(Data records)
━━━━━━━━━━━━━━━━

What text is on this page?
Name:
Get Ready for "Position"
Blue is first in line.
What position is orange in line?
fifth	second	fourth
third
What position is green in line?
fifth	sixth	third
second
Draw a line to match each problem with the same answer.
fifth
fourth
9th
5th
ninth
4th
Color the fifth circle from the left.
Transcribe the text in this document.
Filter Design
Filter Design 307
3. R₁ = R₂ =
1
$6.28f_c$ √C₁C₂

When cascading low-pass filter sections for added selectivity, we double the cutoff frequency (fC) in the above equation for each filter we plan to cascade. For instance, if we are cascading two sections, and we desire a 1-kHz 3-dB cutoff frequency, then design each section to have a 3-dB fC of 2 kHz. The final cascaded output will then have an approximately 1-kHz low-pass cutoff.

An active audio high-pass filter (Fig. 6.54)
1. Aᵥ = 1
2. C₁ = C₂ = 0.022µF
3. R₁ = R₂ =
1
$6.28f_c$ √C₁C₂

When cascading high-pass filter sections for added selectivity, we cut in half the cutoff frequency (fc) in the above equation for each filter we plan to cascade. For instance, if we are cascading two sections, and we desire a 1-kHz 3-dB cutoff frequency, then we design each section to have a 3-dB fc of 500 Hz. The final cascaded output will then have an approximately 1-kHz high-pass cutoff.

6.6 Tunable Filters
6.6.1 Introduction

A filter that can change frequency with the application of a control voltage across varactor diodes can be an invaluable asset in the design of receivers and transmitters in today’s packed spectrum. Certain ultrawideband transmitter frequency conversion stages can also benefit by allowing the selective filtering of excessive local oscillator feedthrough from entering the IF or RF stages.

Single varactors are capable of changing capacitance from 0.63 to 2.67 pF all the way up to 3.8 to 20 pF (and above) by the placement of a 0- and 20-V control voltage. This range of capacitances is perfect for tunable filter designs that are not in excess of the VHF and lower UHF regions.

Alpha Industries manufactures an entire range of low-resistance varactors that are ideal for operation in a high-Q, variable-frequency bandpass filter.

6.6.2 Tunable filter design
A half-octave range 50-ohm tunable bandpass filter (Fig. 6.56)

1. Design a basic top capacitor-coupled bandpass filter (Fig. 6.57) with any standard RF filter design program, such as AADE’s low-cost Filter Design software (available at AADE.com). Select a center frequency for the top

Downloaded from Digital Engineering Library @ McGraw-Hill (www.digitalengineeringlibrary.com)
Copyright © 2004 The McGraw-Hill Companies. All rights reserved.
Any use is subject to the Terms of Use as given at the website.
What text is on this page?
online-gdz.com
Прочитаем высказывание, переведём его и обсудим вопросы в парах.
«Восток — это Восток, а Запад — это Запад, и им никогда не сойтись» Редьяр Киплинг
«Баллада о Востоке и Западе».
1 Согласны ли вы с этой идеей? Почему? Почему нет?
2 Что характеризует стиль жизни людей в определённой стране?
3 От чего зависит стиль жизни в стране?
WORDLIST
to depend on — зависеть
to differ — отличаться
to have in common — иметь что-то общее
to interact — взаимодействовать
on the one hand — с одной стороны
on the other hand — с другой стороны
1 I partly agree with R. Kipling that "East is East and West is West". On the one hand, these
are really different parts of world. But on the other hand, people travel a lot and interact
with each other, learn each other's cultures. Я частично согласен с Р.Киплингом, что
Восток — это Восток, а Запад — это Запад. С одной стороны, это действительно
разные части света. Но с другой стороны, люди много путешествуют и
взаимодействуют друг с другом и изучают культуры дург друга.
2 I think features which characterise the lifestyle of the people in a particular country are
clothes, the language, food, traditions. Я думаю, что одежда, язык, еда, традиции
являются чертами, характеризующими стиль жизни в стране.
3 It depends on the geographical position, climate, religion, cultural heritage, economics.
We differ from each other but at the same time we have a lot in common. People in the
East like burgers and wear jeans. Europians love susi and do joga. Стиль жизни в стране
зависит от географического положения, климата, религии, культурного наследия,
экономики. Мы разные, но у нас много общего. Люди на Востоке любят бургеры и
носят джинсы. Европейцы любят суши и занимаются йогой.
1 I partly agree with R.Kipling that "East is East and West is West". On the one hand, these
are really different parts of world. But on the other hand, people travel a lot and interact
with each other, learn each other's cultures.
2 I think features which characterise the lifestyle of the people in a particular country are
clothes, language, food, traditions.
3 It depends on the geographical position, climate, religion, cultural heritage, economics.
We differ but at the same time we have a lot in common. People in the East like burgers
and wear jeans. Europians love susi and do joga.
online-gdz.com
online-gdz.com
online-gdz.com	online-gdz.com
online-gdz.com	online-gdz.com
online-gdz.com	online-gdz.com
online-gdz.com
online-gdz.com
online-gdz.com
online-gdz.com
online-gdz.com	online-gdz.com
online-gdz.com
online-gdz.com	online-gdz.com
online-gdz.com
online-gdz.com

━━━━━━━━━━━━━━━━

**INSTRUCTION**
Output all preceding records character for character.

**REPLY TO THE EXERCISE**
What text is on this page?
Name:
Get Ready for "Position"
Blue is first in line.
What position is orange in line?
fifth	second	fourth
third
What position is green in line?
fifth	sixth	third
second
Draw a line to match each problem with the same answer.
fifth
fourth
9th
5th
ninth
4th
Color the fifth circle from the left.
Transcribe the text in this document.
Filter Design
Filter Design 307
3. R₁ = R₂ =
1
$6.28f_c$ √C₁C₂

When cascading low-pass filter sections for added selectivity, we double the cutoff frequency (fC) in the above equation for each filter we plan to cascade. For instance, if we are cascading two sections, and we desire a 1-kHz 3-dB cutoff frequency, then design each section to have a 3-dB fC of 2 kHz. The final cascaded output will then have an approximately 1-kHz low-pass cutoff.

An active audio high-pass filter (Fig. 6.54)
1. Aᵥ = 1
2. C₁ = C₂ = 0.022µF
3. R₁ = R₂ =
1
$6.28f_c$ √C₁C₂

When cascading high-pass filter sections for added selectivity, we cut in half the cutoff frequency (fc) in the above equation for each filter we plan to cascade. For instance, if we are cascading two sections, and we desire a 1-kHz 3-dB cutoff frequency, then we design each section to have a 3-dB fc of 500 Hz. The final cascaded output will then have an approximately 1-kHz high-pass cutoff.

6.6 Tunable Filters
6.6.1 Introduction

A filter that can change frequency with the application of a control voltage across varactor diodes can be an invaluable asset in the design of receivers and transmitters in today’s packed spectrum. Certain ultrawideband transmitter frequency conversion stages can also benefit by allowing the selective filtering of excessive local oscillator feedthrough from entering the IF or RF stages.

Single varactors are capable of changing capacitance from 0.63 to 2.67 pF all the way up to 3.8 to 20 pF (and above) by the placement of a 0- and 20-V control voltage. This range of capacitances is perfect for tunable filter designs that are not in excess of the VHF and lower UHF regions.

Alpha Industries manufactures an entire range of low-resistance varactors that are ideal for operation in a high-Q, variable-frequency bandpass filter.

6.6.2 Tunable filter design
A half-octave range 50-ohm tunable bandpass filter (Fig. 6.56)

1. Design a basic top capacitor-coupled bandpass filter (Fig. 6.57) with any standard RF filter design program, such as AADE’s low-cost Filter Design software (available at AADE.com). Select a center frequency for the top

Downloaded from Digital Engineering Library @ McGraw-Hill (www.digitalengineeringlibrary.com)
Copyright © 2004 The McGraw-Hill Companies. All rights reserved.
Any use is subject to the Terms of Use as given at the website.
What text is on this page?
online-gdz.com
Прочитаем высказывание, переведём его и обсудим вопросы в парах.
«Восток — это Восток, а Запад — это Запад, и им никогда не сойтись» Редьяр Киплинг
«Баллада о Востоке и Западе».
1 Согласны ли вы с этой идеей? Почему? Почему нет?
2 Что характеризует стиль жизни людей в определённой стране?
3 От чего зависит стиль жизни в стране?
WORDLIST
to depend on — зависеть
to differ — отличаться
to have in common — иметь что-то общее
to interact — взаимодействовать
on the one hand — с одной стороны
on the other hand — с другой стороны
1 I partly agree with R. Kipling that "East is East and West is West". On the one hand, these
are really different parts of world. But on the other hand, people travel a lot and interact
with each other, learn each other's cultures. Я частично согласен с Р.Киплингом, что
Восток — это Восток, а Запад — это Запад. С одной стороны, это действительно
разные части света. Но с другой стороны, люди много путешествуют и
взаимодействуют друг с другом и изучают культуры дург друга.
2 I think features which characterise the lifestyle of the people in a particular country are
clothes, the language, food, traditions. Я думаю, что одежда, язык, еда, традиции
являются чертами, характеризующими стиль жизни в стране.
3 It depends on the geographical position, climate, religion, cultural heritage, economics.
We differ from each other but at the same time we have a lot in common. People in the
East like burgers and wear jeans. Europians love susi and do joga. Стиль жизни в стране
зависит от географического положения, климата, религии, культурного наследия,
экономики. Мы разные, но у нас много общего. Люди на Востоке любят бургеры и
носят джинсы. Европейцы любят суши и занимаются йогой.
1 I partly agree with R.Kipling that "East is East and West is West". On the one hand, these
are really different parts of world. But on the other hand, people travel a lot and interact
with each other, learn each other's cultures.
2 I think features which characterise the lifestyle of the people in a particular country are
clothes, language, food, traditions.
3 It depends on the geographical position, climate, religion, cultural heritage, economics.
We differ but at the same time we have a lot in common. People in the East like burgers
and wear jeans. Europians love susi and do joga.
online-gdz.com
online-gdz.com
online-gdz.com	online-gdz.com
online-gdz.com	online-gdz.com
online-gdz.com	online-gdz.com
online-gdz.com
online-gdz.com
online-gdz.com
online-gdz.com
online-gdz.com	online-gdz.com
online-gdz.com
online-gdz.com	online-gdz.com
online-gdz.com
online-gdz.com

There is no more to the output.